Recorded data

_ _ _

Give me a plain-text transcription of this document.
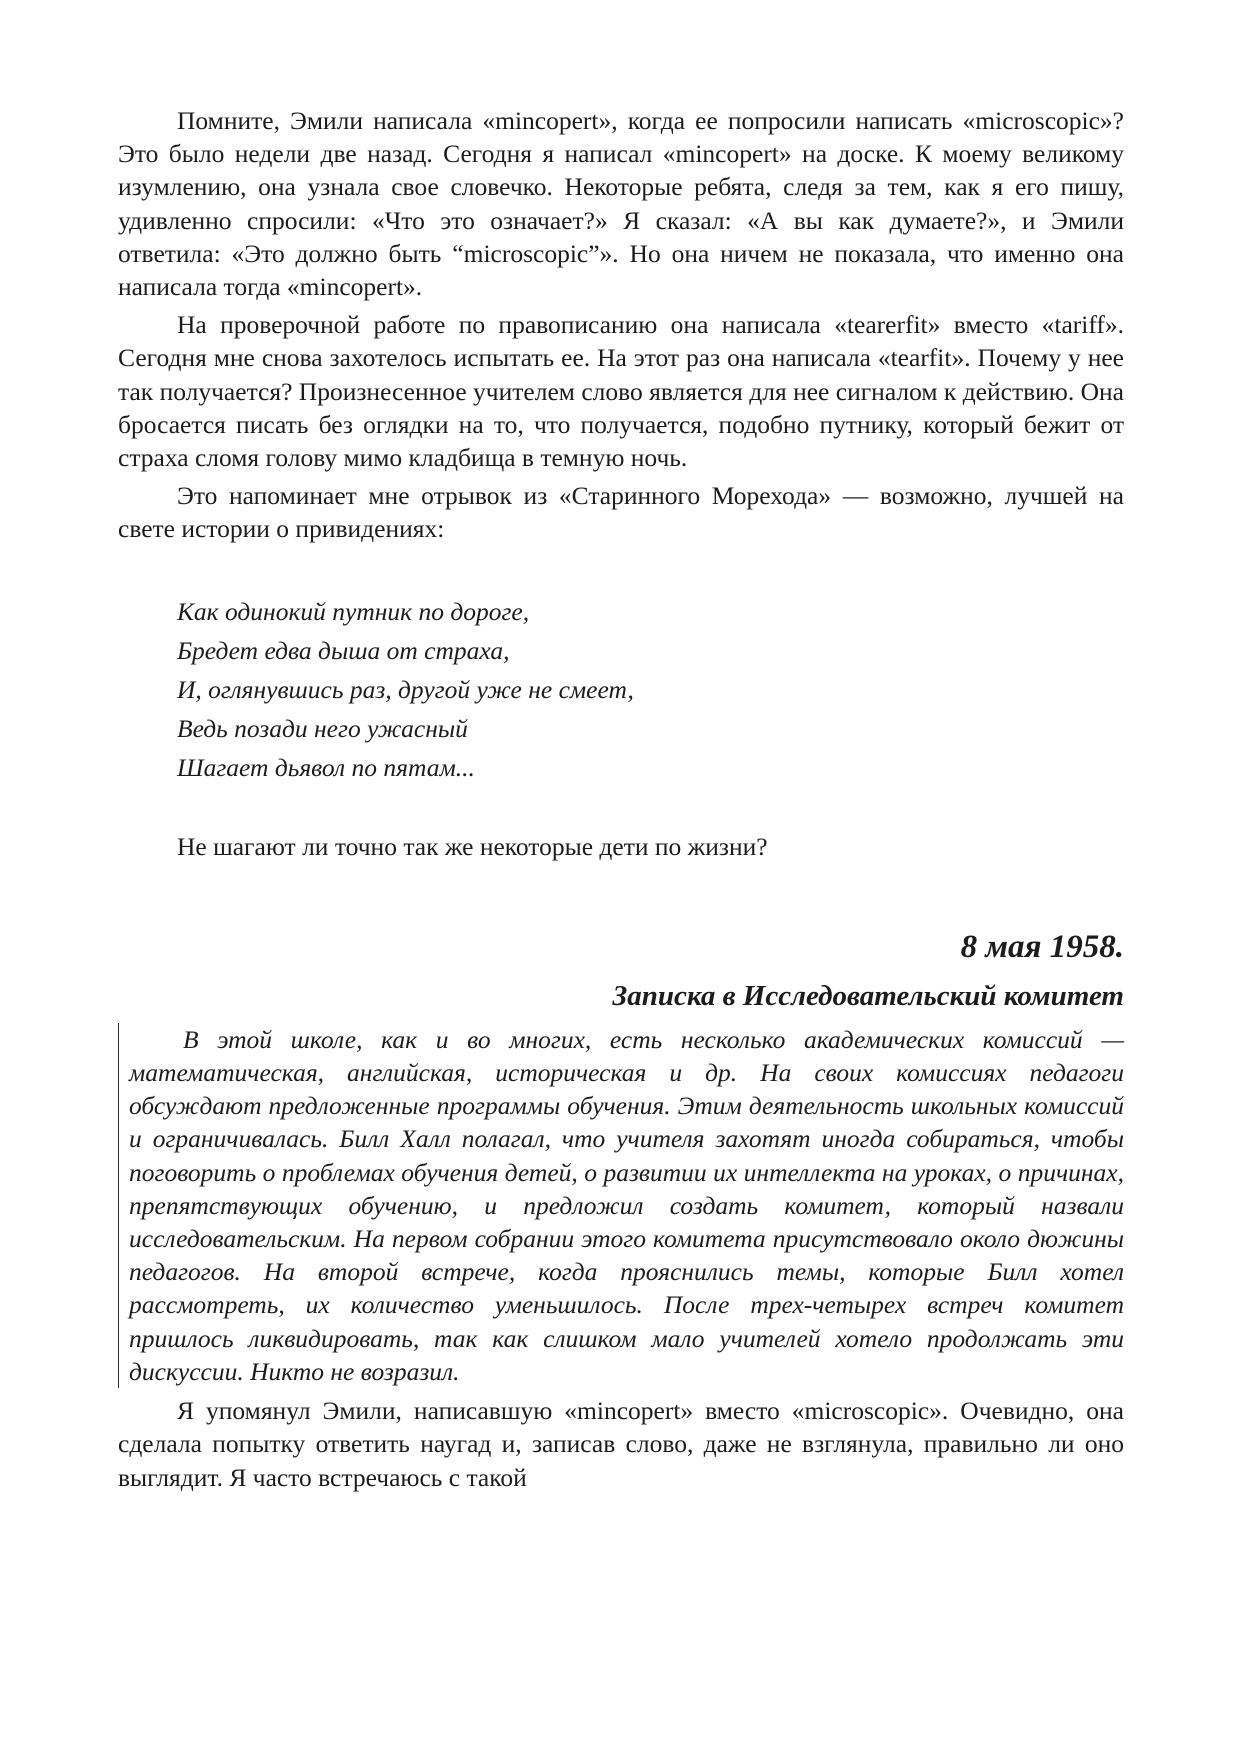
Помните, Эмили написала «mincopert», когда ее попросили написать «microscopic»? Это было недели две назад. Сегодня я написал «mincopert» на доске. К моему великому изумлению, она узнала свое словечко. Некоторые ребята, следя за тем, как я его пишу, удивленно спросили: «Что это означает?» Я сказал: «А вы как думаете?», и Эмили ответила: «Это должно быть “microscopic”». Но она ничем не показала, что именно она написала тогда «mincopert».

На проверочной работе по правописанию она написала «tearerfit» вместо «tariff». Сегодня мне снова захотелось испытать ее. На этот раз она написала «tearfit». Почему у нее так получается? Произнесенное учителем слово является для нее сигналом к действию. Она бросается писать без оглядки на то, что получается, подобно путнику, который бежит от страха сломя голову мимо кладбища в темную ночь.

Это напоминает мне отрывок из «Старинного Морехода» — возможно, лучшей на свете истории о привидениях:

Как одинокий путник по дороге,
Бредет едва дыша от страха,
И, оглянувшись раз, другой уже не смеет,
Ведь позади него ужасный
Шагает дьявол по пятам...

Не шагают ли точно так же некоторые дети по жизни?

8 мая 1958.
Записка в Исследовательский комитет

В этой школе, как и во многих, есть несколько академических комиссий — математическая, английская, историческая и др. На своих комиссиях педагоги обсуждают предложенные программы обучения. Этим деятельность школьных комиссий и ограничивалась. Билл Халл полагал, что учителя захотят иногда собираться, чтобы поговорить о проблемах обучения детей, о развитии их интеллекта на уроках, о причинах, препятствующих обучению, и предложил создать комитет, который назвали исследовательским. На первом собрании этого комитета присутствовало около дюжины педагогов. На второй встрече, когда прояснились темы, которые Билл хотел рассмотреть, их количество уменьшилось. После трех-четырех встреч комитет пришлось ликвидировать, так как слишком мало учителей хотело продолжать эти дискуссии. Никто не возразил.

Я упомянул Эмили, написавшую «mincopert» вместо «microscopic». Очевидно, она сделала попытку ответить наугад и, записав слово, даже не взглянула, правильно ли оно выглядит. Я часто встречаюсь с такой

_ _ _

Transcribe the records above exactly, omitting every picture they contain.

Give me a plain-text transcription of this document.
Помните, Эмили написала «mincopert», когда ее попросили написать «microscopic»? Это было недели две назад. Сегодня я написал «mincopert» на доске. К моему великому изумлению, она узнала свое словечко. Некоторые ребята, следя за тем, как я его пишу, удивленно спросили: «Что это означает?» Я сказал: «А вы как думаете?», и Эмили ответила: «Это должно быть “microscopic”». Но она ничем не показала, что именно она написала тогда «mincopert».

На проверочной работе по правописанию она написала «tearerfit» вместо «tariff». Сегодня мне снова захотелось испытать ее. На этот раз она написала «tearfit». Почему у нее так получается? Произнесенное учителем слово является для нее сигналом к действию. Она бросается писать без оглядки на то, что получается, подобно путнику, который бежит от страха сломя голову мимо кладбища в темную ночь.

Это напоминает мне отрывок из «Старинного Морехода» — возможно, лучшей на свете истории о привидениях:

Как одинокий путник по дороге,
Бредет едва дыша от страха,
И, оглянувшись раз, другой уже не смеет,
Ведь позади него ужасный
Шагает дьявол по пятам...

Не шагают ли точно так же некоторые дети по жизни?

8 мая 1958.
Записка в Исследовательский комитет

В этой школе, как и во многих, есть несколько академических комиссий — математическая, английская, историческая и др. На своих комиссиях педагоги обсуждают предложенные программы обучения. Этим деятельность школьных комиссий и ограничивалась. Билл Халл полагал, что учителя захотят иногда собираться, чтобы поговорить о проблемах обучения детей, о развитии их интеллекта на уроках, о причинах, препятствующих обучению, и предложил создать комитет, который назвали исследовательским. На первом собрании этого комитета присутствовало около дюжины педагогов. На второй встрече, когда прояснились темы, которые Билл хотел рассмотреть, их количество уменьшилось. После трех-четырех встреч комитет пришлось ликвидировать, так как слишком мало учителей хотело продолжать эти дискуссии. Никто не возразил.

Я упомянул Эмили, написавшую «mincopert» вместо «microscopic». Очевидно, она сделала попытку ответить наугад и, записав слово, даже не взглянула, правильно ли оно выглядит. Я часто встречаюсь с такой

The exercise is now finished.